**THE DATA**
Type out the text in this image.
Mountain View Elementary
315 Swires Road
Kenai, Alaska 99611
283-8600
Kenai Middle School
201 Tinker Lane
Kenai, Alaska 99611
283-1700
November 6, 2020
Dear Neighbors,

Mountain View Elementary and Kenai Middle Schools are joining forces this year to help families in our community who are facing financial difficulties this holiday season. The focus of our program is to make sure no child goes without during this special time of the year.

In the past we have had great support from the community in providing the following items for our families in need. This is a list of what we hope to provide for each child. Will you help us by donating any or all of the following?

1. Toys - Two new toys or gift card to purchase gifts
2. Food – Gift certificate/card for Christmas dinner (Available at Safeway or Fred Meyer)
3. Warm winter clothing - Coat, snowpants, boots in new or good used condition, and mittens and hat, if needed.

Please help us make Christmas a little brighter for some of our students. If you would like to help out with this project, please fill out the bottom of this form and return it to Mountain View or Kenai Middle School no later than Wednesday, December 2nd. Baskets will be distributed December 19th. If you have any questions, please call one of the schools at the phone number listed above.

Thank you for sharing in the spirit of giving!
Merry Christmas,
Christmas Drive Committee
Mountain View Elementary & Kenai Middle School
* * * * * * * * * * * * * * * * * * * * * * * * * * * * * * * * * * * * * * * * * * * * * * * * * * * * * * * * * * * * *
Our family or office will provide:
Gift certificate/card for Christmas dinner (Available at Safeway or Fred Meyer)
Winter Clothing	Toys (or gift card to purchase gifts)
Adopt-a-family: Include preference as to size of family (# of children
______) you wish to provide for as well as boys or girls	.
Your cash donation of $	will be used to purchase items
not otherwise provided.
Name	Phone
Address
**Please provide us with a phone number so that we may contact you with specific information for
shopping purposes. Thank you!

**THE REQUEST**
Which lines contain "dinner"? Copy each of them.

**TASK OUTPUT**
2. Food – Gift certificate/card for Christmas dinner (Available at Safeway or Fred Meyer)
Gift certificate/card for Christmas dinner (Available at Safeway or Fred Meyer)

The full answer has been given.